■ Exercise aim: Check each line of the data below for the word "image", then extract the ones that have it.

■ Rows:
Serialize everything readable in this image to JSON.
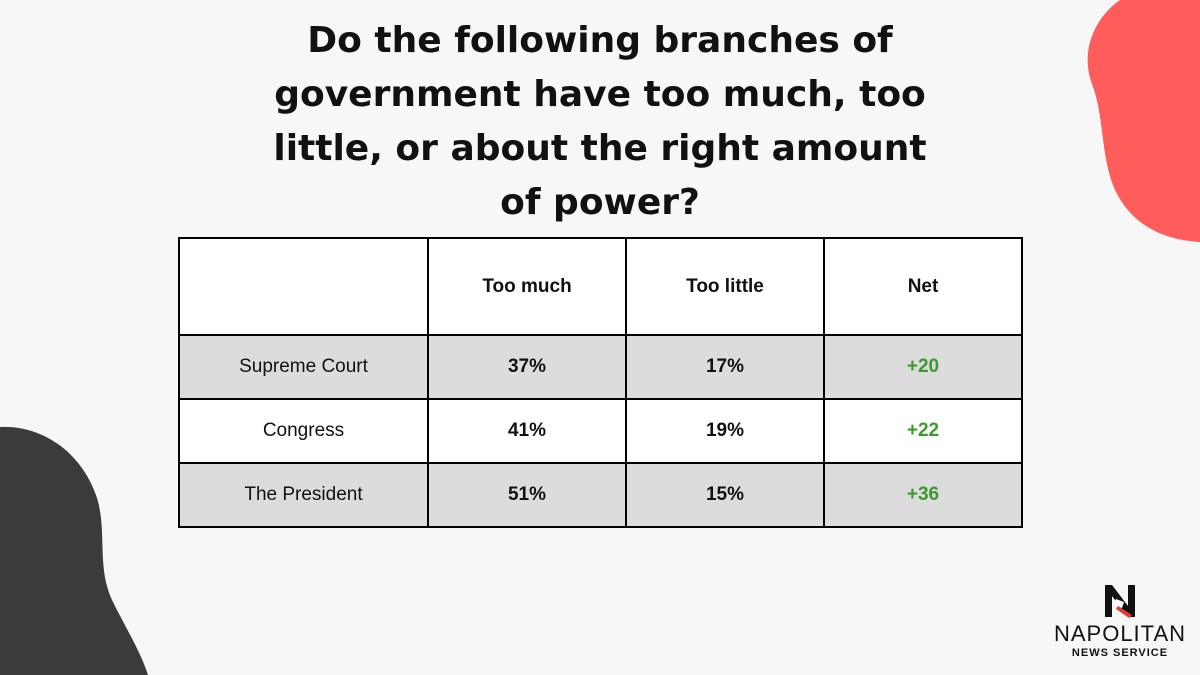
* * *
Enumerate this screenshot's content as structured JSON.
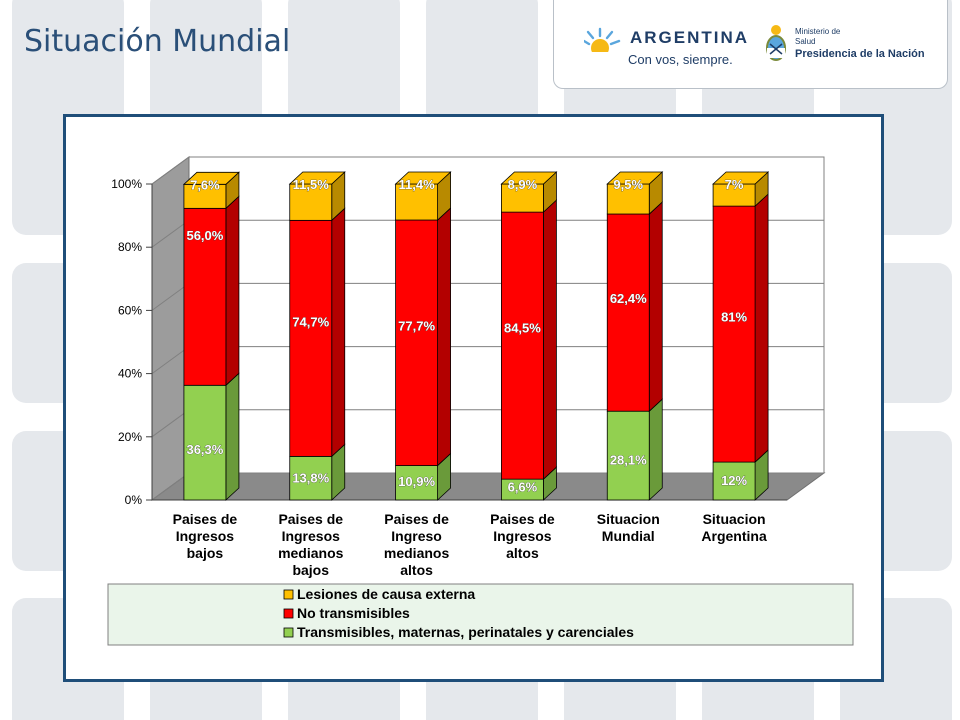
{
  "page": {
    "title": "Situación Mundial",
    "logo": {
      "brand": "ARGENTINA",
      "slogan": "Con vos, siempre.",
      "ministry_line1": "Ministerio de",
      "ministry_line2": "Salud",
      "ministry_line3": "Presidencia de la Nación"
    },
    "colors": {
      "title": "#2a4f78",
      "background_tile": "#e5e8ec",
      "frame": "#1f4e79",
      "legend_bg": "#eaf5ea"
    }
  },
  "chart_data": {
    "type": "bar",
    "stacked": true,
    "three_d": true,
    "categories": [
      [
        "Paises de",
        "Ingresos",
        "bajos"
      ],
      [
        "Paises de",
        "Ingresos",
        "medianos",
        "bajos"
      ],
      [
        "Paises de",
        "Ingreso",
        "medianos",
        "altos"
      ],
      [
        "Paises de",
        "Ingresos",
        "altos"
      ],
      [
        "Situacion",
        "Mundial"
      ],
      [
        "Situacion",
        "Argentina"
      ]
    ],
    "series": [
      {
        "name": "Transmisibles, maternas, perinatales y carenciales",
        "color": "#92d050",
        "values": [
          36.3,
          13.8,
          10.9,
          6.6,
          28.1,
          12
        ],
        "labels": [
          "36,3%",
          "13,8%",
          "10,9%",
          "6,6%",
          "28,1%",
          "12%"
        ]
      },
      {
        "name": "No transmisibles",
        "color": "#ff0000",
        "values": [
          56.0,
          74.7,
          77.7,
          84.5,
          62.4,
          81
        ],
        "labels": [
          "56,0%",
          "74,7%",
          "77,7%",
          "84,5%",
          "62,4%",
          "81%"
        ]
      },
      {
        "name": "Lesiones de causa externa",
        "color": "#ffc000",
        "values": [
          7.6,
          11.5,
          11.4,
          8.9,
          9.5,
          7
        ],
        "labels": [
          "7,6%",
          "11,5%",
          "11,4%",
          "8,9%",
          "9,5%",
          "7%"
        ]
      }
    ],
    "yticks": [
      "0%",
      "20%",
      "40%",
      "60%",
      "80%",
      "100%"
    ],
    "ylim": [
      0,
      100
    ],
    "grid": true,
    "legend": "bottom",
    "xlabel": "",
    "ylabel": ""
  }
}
---
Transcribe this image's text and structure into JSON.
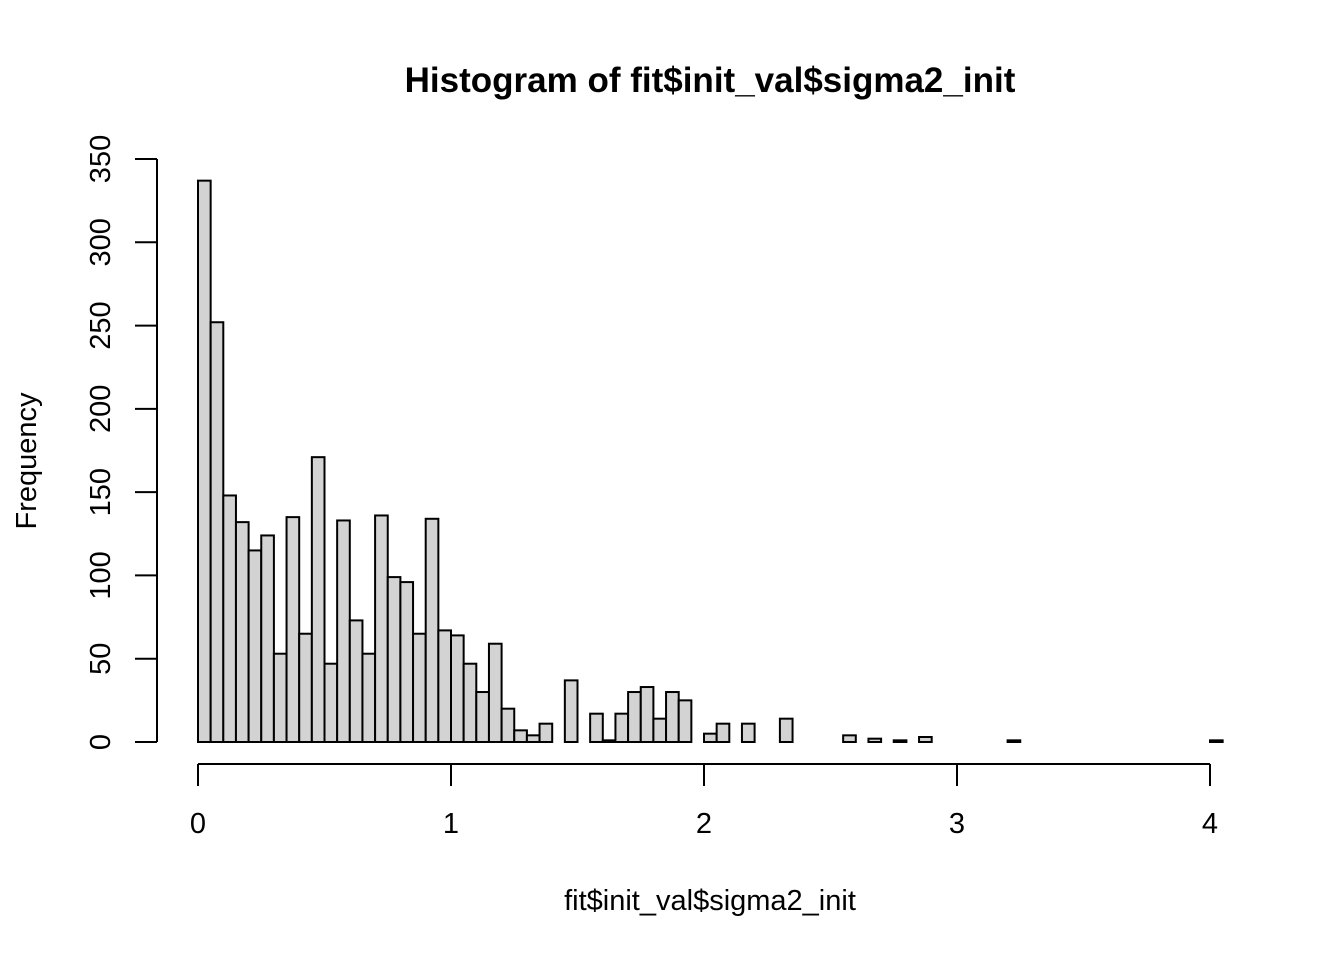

■ Solution below:
Serialize everything readable in this image to JSON.
Transcribe this image's text and structure into JSON.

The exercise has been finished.